Copy every record below exactly.

★ ★ ★ ★ ★

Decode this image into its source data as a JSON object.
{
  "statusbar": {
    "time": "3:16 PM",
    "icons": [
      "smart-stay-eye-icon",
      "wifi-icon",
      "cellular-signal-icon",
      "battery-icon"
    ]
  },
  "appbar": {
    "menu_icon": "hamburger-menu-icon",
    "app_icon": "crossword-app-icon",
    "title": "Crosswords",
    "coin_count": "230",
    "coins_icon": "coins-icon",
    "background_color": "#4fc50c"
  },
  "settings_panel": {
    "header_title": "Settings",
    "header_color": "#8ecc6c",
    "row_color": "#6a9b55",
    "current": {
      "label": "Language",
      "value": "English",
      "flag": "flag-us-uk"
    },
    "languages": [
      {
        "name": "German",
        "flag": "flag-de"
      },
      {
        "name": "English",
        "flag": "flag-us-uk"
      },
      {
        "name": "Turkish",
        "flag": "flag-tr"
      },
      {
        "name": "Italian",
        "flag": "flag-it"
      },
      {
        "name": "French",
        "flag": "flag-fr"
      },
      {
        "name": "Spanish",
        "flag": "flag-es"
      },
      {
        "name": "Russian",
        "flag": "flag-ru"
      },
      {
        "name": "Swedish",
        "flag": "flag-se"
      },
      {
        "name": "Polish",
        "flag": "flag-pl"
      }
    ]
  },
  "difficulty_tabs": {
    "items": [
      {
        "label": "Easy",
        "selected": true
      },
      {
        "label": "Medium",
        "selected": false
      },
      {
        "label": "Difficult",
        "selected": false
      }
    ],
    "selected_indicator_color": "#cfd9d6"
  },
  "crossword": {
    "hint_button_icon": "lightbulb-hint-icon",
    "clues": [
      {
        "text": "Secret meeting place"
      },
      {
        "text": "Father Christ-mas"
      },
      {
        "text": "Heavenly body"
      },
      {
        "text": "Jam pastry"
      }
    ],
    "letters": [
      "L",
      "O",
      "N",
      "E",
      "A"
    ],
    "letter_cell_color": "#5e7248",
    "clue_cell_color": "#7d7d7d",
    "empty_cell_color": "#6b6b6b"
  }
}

★ ★ ★ ★ ★

▸ Completed task
Decode this image into its source data as a JSON object.
{
  "statusbar": {
    "time": "3:16 PM",
    "icons": [
      "smart-stay-eye-icon",
      "wifi-icon",
      "cellular-signal-icon",
      "battery-icon"
    ]
  },
  "appbar": {
    "menu_icon": "hamburger-menu-icon",
    "app_icon": "crossword-app-icon",
    "title": "Crosswords",
    "coin_count": "230",
    "coins_icon": "coins-icon",
    "background_color": "#4fc50c"
  },
  "settings_panel": {
    "header_title": "Settings",
    "header_color": "#8ecc6c",
    "row_color": "#6a9b55",
    "current": {
      "label": "Language",
      "value": "English",
      "flag": "flag-us-uk"
    },
    "languages": [
      {
        "name": "German",
        "flag": "flag-de"
      },
      {
        "name": "English",
        "flag": "flag-us-uk"
      },
      {
        "name": "Turkish",
        "flag": "flag-tr"
      },
      {
        "name": "Italian",
        "flag": "flag-it"
      },
      {
        "name": "French",
        "flag": "flag-fr"
      },
      {
        "name": "Spanish",
        "flag": "flag-es"
      },
      {
        "name": "Russian",
        "flag": "flag-ru"
      },
      {
        "name": "Swedish",
        "flag": "flag-se"
      },
      {
        "name": "Polish",
        "flag": "flag-pl"
      }
    ]
  },
  "difficulty_tabs": {
    "items": [
      {
        "label": "Easy",
        "selected": true
      },
      {
        "label": "Medium",
        "selected": false
      },
      {
        "label": "Difficult",
        "selected": false
      }
    ],
    "selected_indicator_color": "#cfd9d6"
  },
  "crossword": {
    "hint_button_icon": "lightbulb-hint-icon",
    "clues": [
      {
        "text": "Secret meeting place"
      },
      {
        "text": "Father Christ-mas"
      },
      {
        "text": "Heavenly body"
      },
      {
        "text": "Jam pastry"
      }
    ],
    "letters": [
      "L",
      "O",
      "N",
      "E",
      "A"
    ],
    "letter_cell_color": "#5e7248",
    "clue_cell_color": "#7d7d7d",
    "empty_cell_color": "#6b6b6b"
  }
}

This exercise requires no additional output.